The request - Write the data below out exactly as it stands. Do not include the pictures.

Dataset items
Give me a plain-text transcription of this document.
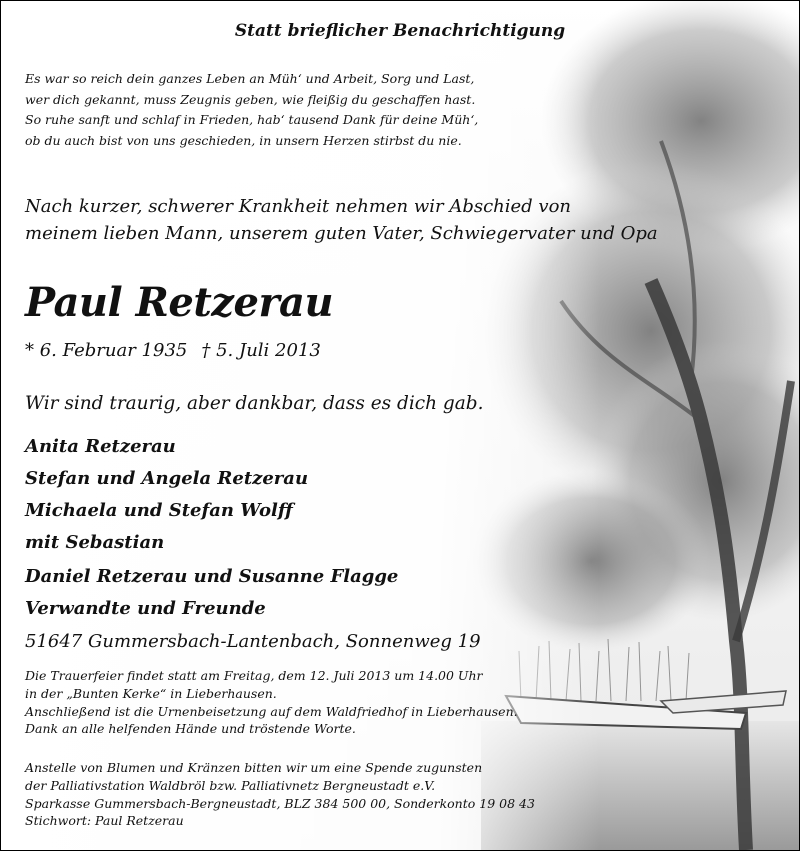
Statt brieflicher Benachrichtigung
Es war so reich dein ganzes Leben an Müh‘ und Arbeit, Sorg und Last,
wer dich gekannt, muss Zeugnis geben, wie fleißig du geschaffen hast.
So ruhe sanft und schlaf in Frieden, hab‘ tausend Dank für deine Müh‘,
ob du auch bist von uns geschieden, in unsern Herzen stirbst du nie.
Nach kurzer, schwerer Krankheit nehmen wir Abschied von
meinem lieben Mann, unserem guten Vater, Schwiegervater und Opa
Paul Retzerau
* 6. Februar 1935 † 5. Juli 2013
Wir sind traurig, aber dankbar, dass es dich gab.
Anita Retzerau
Stefan und Angela Retzerau
Michaela und Stefan Wolff
mit Sebastian
Daniel Retzerau und Susanne Flagge
Verwandte und Freunde
51647 Gummersbach-Lantenbach, Sonnenweg 19
Die Trauerfeier findet statt am Freitag, dem 12. Juli 2013 um 14.00 Uhr
in der „Bunten Kerke“ in Lieberhausen.
Anschließend ist die Urnenbeisetzung auf dem Waldfriedhof in Lieberhausen.
Dank an alle helfenden Hände und tröstende Worte.
Anstelle von Blumen und Kränzen bitten wir um eine Spende zugunsten
der Palliativstation Waldbröl bzw. Palliativnetz Bergneustadt e.V.
Sparkasse Gummersbach-Bergneustadt, BLZ 384 500 00, Sonderkonto 19 08 43
Stichwort: Paul Retzerau
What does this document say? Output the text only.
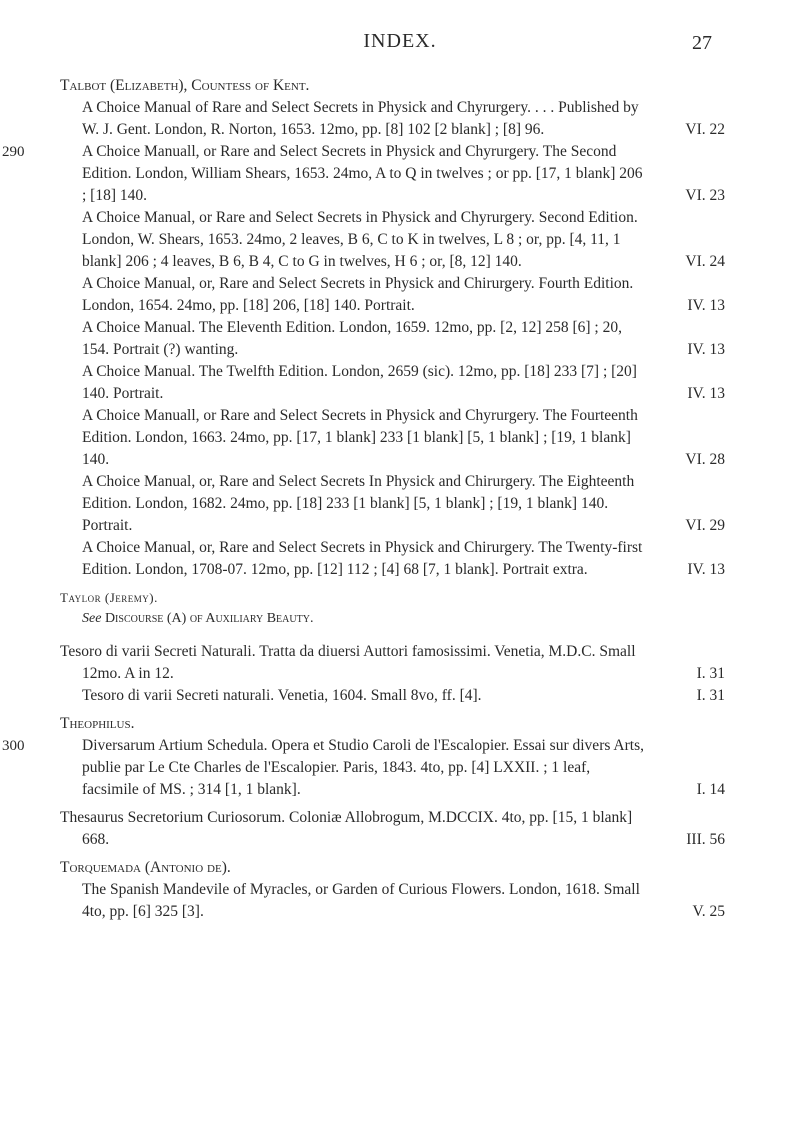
INDEX.	27
Talbot (Elizabeth), Countess of Kent.
A Choice Manual of Rare and Select Secrets in Physick and Chyrurgery. . . . Published by W. J. Gent. London, R. Norton, 1653. 12mo, pp. [8] 102 [2 blank] ; [8] 96.	VI. 22
290	A Choice Manuall, or Rare and Select Secrets in Physick and Chyrurgery. The Second Edition. London, William Shears, 1653. 24mo, A to Q in twelves ; or pp. [17, 1 blank] 206 ; [18] 140.	VI. 23
A Choice Manual, or Rare and Select Secrets in Physick and Chyrurgery. Second Edition. London, W. Shears, 1653. 24mo, 2 leaves, B 6, C to K in twelves, L 8 ; or, pp. [4, 11, 1 blank] 206 ; 4 leaves, B 6, B 4, C to G in twelves, H 6 ; or, [8, 12] 140.	VI. 24
A Choice Manual, or, Rare and Select Secrets in Physick and Chirurgery. Fourth Edition. London, 1654. 24mo, pp. [18] 206, [18] 140. Portrait.	IV. 13
A Choice Manual. The Eleventh Edition. London, 1659. 12mo, pp. [2, 12] 258 [6] ; 20, 154. Portrait (?) wanting.	IV. 13
A Choice Manual. The Twelfth Edition. London, 2659 (sic). 12mo, pp. [18] 233 [7] ; [20] 140. Portrait.	IV. 13
A Choice Manuall, or Rare and Select Secrets in Physick and Chyrurgery. The Fourteenth Edition. London, 1663. 24mo, pp. [17, 1 blank] 233 [1 blank] [5, 1 blank] ; [19, 1 blank] 140.	VI. 28
A Choice Manual, or, Rare and Select Secrets In Physick and Chirurgery. The Eighteenth Edition. London, 1682. 24mo, pp. [18] 233 [1 blank] [5, 1 blank] ; [19, 1 blank] 140. Portrait.	VI. 29
A Choice Manual, or, Rare and Select Secrets in Physick and Chirurgery. The Twenty-first Edition. London, 1708-07. 12mo, pp. [12] 112 ; [4] 68 [7, 1 blank]. Portrait extra.	IV. 13
Taylor (Jeremy).
See Discourse (A) of Auxiliary Beauty.
Tesoro di varii Secreti Naturali. Tratta da diuersi Auttori famosissimi. Venetia, M.D.C. Small 12mo. A in 12.	I. 31
Tesoro di varii Secreti naturali. Venetia, 1604. Small 8vo, ff. [4].	I. 31
Theophilus.
300	Diversarum Artium Schedula. Opera et Studio Caroli de l'Escalopier. Essai sur divers Arts, publie par Le Cte Charles de l'Escalopier. Paris, 1843. 4to, pp. [4] LXXII. ; 1 leaf, facsimile of MS. ; 314 [1, 1 blank].	I. 14
Thesaurus Secretorium Curiosorum. Coloniæ Allobrogum, M.DCCIX. 4to, pp. [15, 1 blank] 668.	III. 56
Torquemada (Antonio de).
The Spanish Mandevile of Myracles, or Garden of Curious Flowers. London, 1618. Small 4to, pp. [6] 325 [3].	V. 25
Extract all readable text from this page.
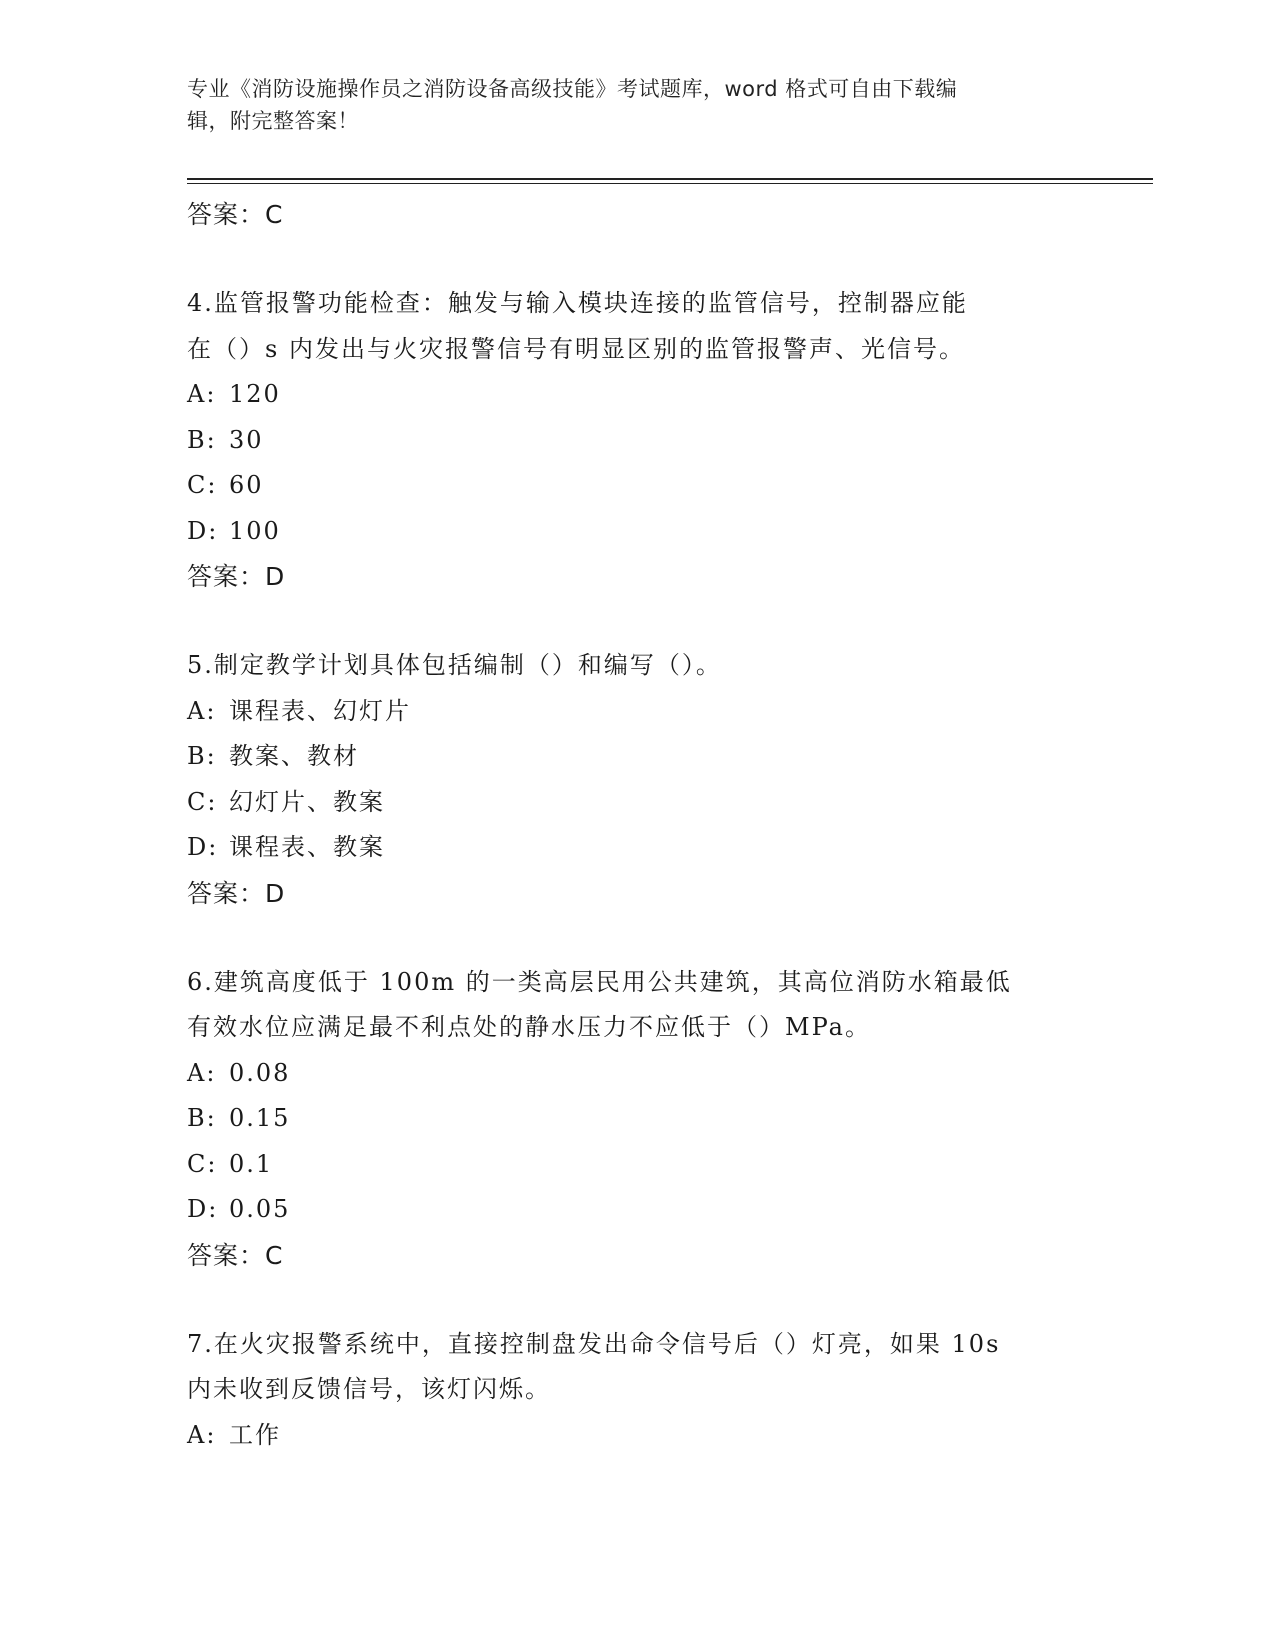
专业《消防设施操作员之消防设备高级技能》考试题库，word 格式可自由下载编
辑，附完整答案！
答案：C
4.监管报警功能检查：触发与输入模块连接的监管信号，控制器应能
在（）s 内发出与火灾报警信号有明显区别的监管报警声、光信号。
A: 120
B: 30
C: 60
D: 100
答案：D
5.制定教学计划具体包括编制（）和编写（）。
A: 课程表、幻灯片
B: 教案、教材
C: 幻灯片、教案
D: 课程表、教案
答案：D
6.建筑高度低于 100m 的一类高层民用公共建筑，其高位消防水箱最低
有效水位应满足最不利点处的静水压力不应低于（）MPa。
A: 0.08
B: 0.15
C: 0.1
D: 0.05
答案：C
7.在火灾报警系统中，直接控制盘发出命令信号后（）灯亮，如果 10s
内未收到反馈信号，该灯闪烁。
A: 工作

Exercise output -
Give me a plain-text transcription of this document.
Statt brieflicher Benachrichtigung
Es war so reich dein ganzes Leben an Müh‘ und Arbeit, Sorg und Last,
wer dich gekannt, muss Zeugnis geben, wie fleißig du geschaffen hast.
So ruhe sanft und schlaf in Frieden, hab‘ tausend Dank für deine Müh‘,
ob du auch bist von uns geschieden, in unsern Herzen stirbst du nie.
Nach kurzer, schwerer Krankheit nehmen wir Abschied von
meinem lieben Mann, unserem guten Vater, Schwiegervater und Opa
Paul Retzerau
* 6. Februar 1935 † 5. Juli 2013
Wir sind traurig, aber dankbar, dass es dich gab.
Anita Retzerau
Stefan und Angela Retzerau
Michaela und Stefan Wolff
mit Sebastian
Daniel Retzerau und Susanne Flagge
Verwandte und Freunde
51647 Gummersbach-Lantenbach, Sonnenweg 19
Die Trauerfeier findet statt am Freitag, dem 12. Juli 2013 um 14.00 Uhr
in der „Bunten Kerke“ in Lieberhausen.
Anschließend ist die Urnenbeisetzung auf dem Waldfriedhof in Lieberhausen.
Dank an alle helfenden Hände und tröstende Worte.
Anstelle von Blumen und Kränzen bitten wir um eine Spende zugunsten
der Palliativstation Waldbröl bzw. Palliativnetz Bergneustadt e.V.
Sparkasse Gummersbach-Bergneustadt, BLZ 384 500 00, Sonderkonto 19 08 43
Stichwort: Paul Retzerau
What does this document say? Output the text only.
INDEX.	27
Talbot (Elizabeth), Countess of Kent.
A Choice Manual of Rare and Select Secrets in Physick and Chyrurgery. . . . Published by W. J. Gent. London, R. Norton, 1653. 12mo, pp. [8] 102 [2 blank] ; [8] 96.	VI. 22
290	A Choice Manuall, or Rare and Select Secrets in Physick and Chyrurgery. The Second Edition. London, William Shears, 1653. 24mo, A to Q in twelves ; or pp. [17, 1 blank] 206 ; [18] 140.	VI. 23
A Choice Manual, or Rare and Select Secrets in Physick and Chyrurgery. Second Edition. London, W. Shears, 1653. 24mo, 2 leaves, B 6, C to K in twelves, L 8 ; or, pp. [4, 11, 1 blank] 206 ; 4 leaves, B 6, B 4, C to G in twelves, H 6 ; or, [8, 12] 140.	VI. 24
A Choice Manual, or, Rare and Select Secrets in Physick and Chirurgery. Fourth Edition. London, 1654. 24mo, pp. [18] 206, [18] 140. Portrait.	IV. 13
A Choice Manual. The Eleventh Edition. London, 1659. 12mo, pp. [2, 12] 258 [6] ; 20, 154. Portrait (?) wanting.	IV. 13
A Choice Manual. The Twelfth Edition. London, 2659 (sic). 12mo, pp. [18] 233 [7] ; [20] 140. Portrait.	IV. 13
A Choice Manuall, or Rare and Select Secrets in Physick and Chyrurgery. The Fourteenth Edition. London, 1663. 24mo, pp. [17, 1 blank] 233 [1 blank] [5, 1 blank] ; [19, 1 blank] 140.	VI. 28
A Choice Manual, or, Rare and Select Secrets In Physick and Chirurgery. The Eighteenth Edition. London, 1682. 24mo, pp. [18] 233 [1 blank] [5, 1 blank] ; [19, 1 blank] 140. Portrait.	VI. 29
A Choice Manual, or, Rare and Select Secrets in Physick and Chirurgery. The Twenty-first Edition. London, 1708-07. 12mo, pp. [12] 112 ; [4] 68 [7, 1 blank]. Portrait extra.	IV. 13
Taylor (Jeremy).
See Discourse (A) of Auxiliary Beauty.
Tesoro di varii Secreti Naturali. Tratta da diuersi Auttori famosissimi. Venetia, M.D.C. Small 12mo. A in 12.	I. 31
Tesoro di varii Secreti naturali. Venetia, 1604. Small 8vo, ff. [4].	I. 31
Theophilus.
300	Diversarum Artium Schedula. Opera et Studio Caroli de l'Escalopier. Essai sur divers Arts, publie par Le Cte Charles de l'Escalopier. Paris, 1843. 4to, pp. [4] LXXII. ; 1 leaf, facsimile of MS. ; 314 [1, 1 blank].	I. 14
Thesaurus Secretorium Curiosorum. Coloniæ Allobrogum, M.DCCIX. 4to, pp. [15, 1 blank] 668.	III. 56
Torquemada (Antonio de).
The Spanish Mandevile of Myracles, or Garden of Curious Flowers. London, 1618. Small 4to, pp. [6] 325 [3].	V. 25
Extract all readable text from this page.
专业《消防设施操作员之消防设备高级技能》考试题库，word 格式可自由下载编
辑，附完整答案！
答案：C
4.监管报警功能检查：触发与输入模块连接的监管信号，控制器应能
在（）s 内发出与火灾报警信号有明显区别的监管报警声、光信号。
A: 120
B: 30
C: 60
D: 100
答案：D
5.制定教学计划具体包括编制（）和编写（）。
A: 课程表、幻灯片
B: 教案、教材
C: 幻灯片、教案
D: 课程表、教案
答案：D
6.建筑高度低于 100m 的一类高层民用公共建筑，其高位消防水箱最低
有效水位应满足最不利点处的静水压力不应低于（）MPa。
A: 0.08
B: 0.15
C: 0.1
D: 0.05
答案：C
7.在火灾报警系统中，直接控制盘发出命令信号后（）灯亮，如果 10s
内未收到反馈信号，该灯闪烁。
A: 工作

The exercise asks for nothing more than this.